AIM: Filter the data for lines with the word "name", then copy every line so identified.
#### EXERCISE INPUT
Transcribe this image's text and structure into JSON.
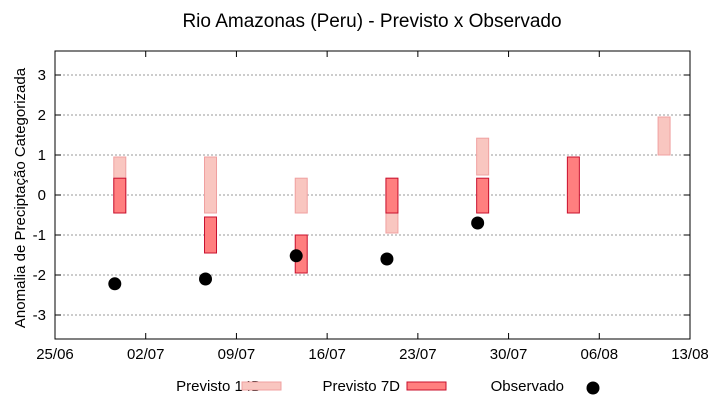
{
  "chart_data": {
    "type": "bar",
    "title": "Rio Amazonas (Peru) - Previsto x Observado",
    "ylabel": "Anomalia de Preciptação Categorizada",
    "xlabel": "",
    "x_ticks": [
      "25/06",
      "02/07",
      "09/07",
      "16/07",
      "23/07",
      "30/07",
      "06/08",
      "13/08"
    ],
    "y_ticks": [
      "-3",
      "-2",
      "-1",
      "0",
      "1",
      "2",
      "3"
    ],
    "xlim": [
      "25/06",
      "13/08"
    ],
    "ylim": [
      -3.6,
      3.6
    ],
    "grid": true,
    "legend_position": "bottom",
    "series": [
      {
        "name": "Previsto 14D",
        "kind": "range",
        "fill": "#f9c6c0",
        "stroke": "#f0a0a0",
        "ranges": [
          {
            "date": "30/06",
            "low": -0.45,
            "high": 0.95
          },
          {
            "date": "07/07",
            "low": -0.45,
            "high": 0.95
          },
          {
            "date": "14/07",
            "low": -0.45,
            "high": 0.42
          },
          {
            "date": "21/07",
            "low": -0.95,
            "high": 0.42
          },
          {
            "date": "28/07",
            "low": 0.5,
            "high": 1.42
          },
          {
            "date": "11/08",
            "low": 1.0,
            "high": 1.95
          }
        ]
      },
      {
        "name": "Previsto 7D",
        "kind": "range",
        "fill": "#ff7f7f",
        "stroke": "#c8102e",
        "ranges": [
          {
            "date": "30/06",
            "low": -0.45,
            "high": 0.42
          },
          {
            "date": "07/07",
            "low": -1.45,
            "high": -0.55
          },
          {
            "date": "14/07",
            "low": -1.95,
            "high": -1.0
          },
          {
            "date": "21/07",
            "low": -0.45,
            "high": 0.42
          },
          {
            "date": "28/07",
            "low": -0.45,
            "high": 0.42
          },
          {
            "date": "04/08",
            "low": -0.45,
            "high": 0.95
          }
        ]
      },
      {
        "name": "Observado",
        "kind": "point",
        "color": "#000000",
        "points": [
          {
            "date": "30/06",
            "value": -2.22
          },
          {
            "date": "07/07",
            "value": -2.1
          },
          {
            "date": "14/07",
            "value": -1.52
          },
          {
            "date": "21/07",
            "value": -1.6
          },
          {
            "date": "28/07",
            "value": -0.7
          }
        ]
      }
    ]
  }
}
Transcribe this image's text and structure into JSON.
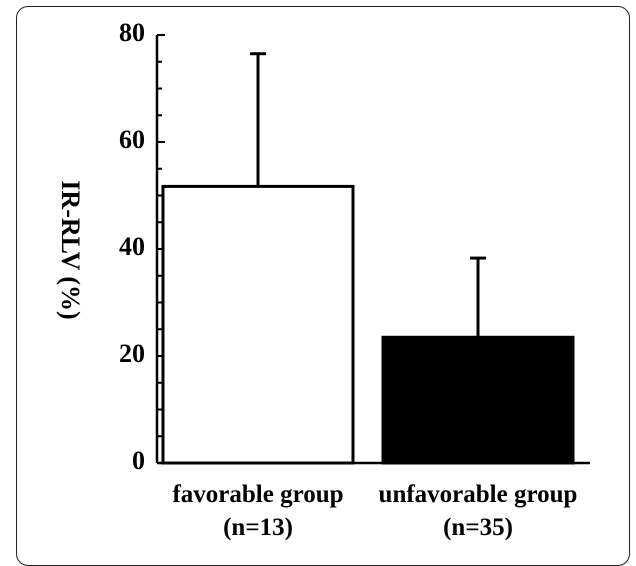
{
  "chart_data": {
    "type": "bar",
    "title": "",
    "ylabel": "IR-RLV (%)",
    "xlabel": "",
    "ylim": [
      0,
      80
    ],
    "y_ticks": [
      "0",
      "20",
      "40",
      "60",
      "80"
    ],
    "categories": [
      {
        "name": "favorable group",
        "n": "(n=13)"
      },
      {
        "name": "unfavorable group",
        "n": "(n=35)"
      }
    ],
    "values": [
      51.7,
      23.5
    ],
    "error_upper": [
      76.5,
      38.3
    ],
    "colors": [
      "#ffffff",
      "#000000"
    ],
    "grid": false,
    "legend": "none"
  }
}
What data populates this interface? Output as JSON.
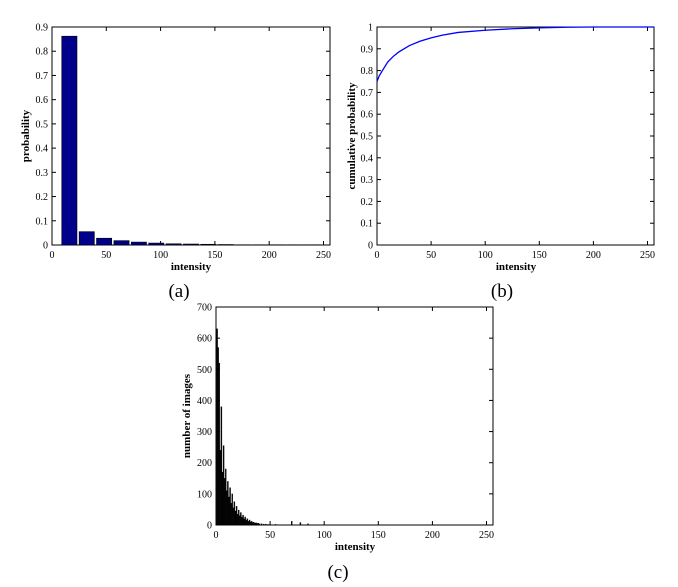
{
  "chart_data": [
    {
      "id": "a",
      "type": "bar",
      "panel_label": "(a)",
      "xlabel": "intensity",
      "ylabel": "probability",
      "xlim": [
        0,
        256
      ],
      "ylim": [
        0,
        0.9
      ],
      "xticks": [
        0,
        50,
        100,
        150,
        200,
        250
      ],
      "yticks": [
        0,
        0.1,
        0.2,
        0.3,
        0.4,
        0.5,
        0.6,
        0.7,
        0.8,
        0.9
      ],
      "bar_width": 14,
      "x": [
        16,
        32,
        48,
        64,
        80,
        96,
        112,
        128,
        144,
        160,
        176,
        192,
        208,
        224,
        240
      ],
      "values": [
        0.862,
        0.055,
        0.028,
        0.018,
        0.012,
        0.008,
        0.005,
        0.004,
        0.003,
        0.002,
        0.001,
        0.001,
        0.001,
        0.001,
        0.001
      ],
      "color": "#00008b"
    },
    {
      "id": "b",
      "type": "line",
      "panel_label": "(b)",
      "xlabel": "intensity",
      "ylabel": "cumulative probability",
      "xlim": [
        0,
        256
      ],
      "ylim": [
        0,
        1
      ],
      "xticks": [
        0,
        50,
        100,
        150,
        200,
        250
      ],
      "yticks": [
        0,
        0.1,
        0.2,
        0.3,
        0.4,
        0.5,
        0.6,
        0.7,
        0.8,
        0.9,
        1
      ],
      "x": [
        0,
        2,
        5,
        10,
        15,
        20,
        30,
        40,
        50,
        60,
        75,
        100,
        125,
        150,
        175,
        200,
        225,
        256
      ],
      "y": [
        0.75,
        0.775,
        0.8,
        0.84,
        0.865,
        0.885,
        0.915,
        0.935,
        0.95,
        0.962,
        0.975,
        0.985,
        0.992,
        0.996,
        0.999,
        1.0,
        1.0,
        1.0
      ],
      "color": "#0000ff"
    },
    {
      "id": "c",
      "type": "bar",
      "panel_label": "(c)",
      "xlabel": "intensity",
      "ylabel": "number of images",
      "xlim": [
        0,
        256
      ],
      "ylim": [
        0,
        700
      ],
      "xticks": [
        0,
        50,
        100,
        150,
        200,
        250
      ],
      "yticks": [
        0,
        100,
        200,
        300,
        400,
        500,
        600,
        700
      ],
      "bar_width": 1,
      "x": [
        1,
        2,
        3,
        4,
        5,
        6,
        7,
        8,
        9,
        10,
        11,
        12,
        13,
        14,
        15,
        16,
        17,
        18,
        19,
        20,
        21,
        22,
        23,
        24,
        25,
        26,
        27,
        28,
        29,
        30,
        31,
        32,
        33,
        34,
        35,
        36,
        37,
        38,
        39,
        40,
        42,
        44,
        46,
        48,
        50,
        55,
        60,
        70,
        78,
        85
      ],
      "values": [
        630,
        570,
        520,
        240,
        380,
        170,
        255,
        150,
        180,
        110,
        140,
        90,
        120,
        70,
        100,
        55,
        75,
        45,
        60,
        35,
        48,
        30,
        40,
        25,
        32,
        20,
        26,
        15,
        20,
        12,
        16,
        10,
        12,
        8,
        9,
        6,
        7,
        5,
        6,
        4,
        4,
        3,
        3,
        2,
        2,
        2,
        1,
        12,
        8,
        4
      ],
      "color": "#000000"
    }
  ]
}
########
RESPONSE:
        "name": "Previsto 14D",
        "name": "Previsto 7D",
        "name": "Observado",
        "name": "favorable group",
        "name": "unfavorable group",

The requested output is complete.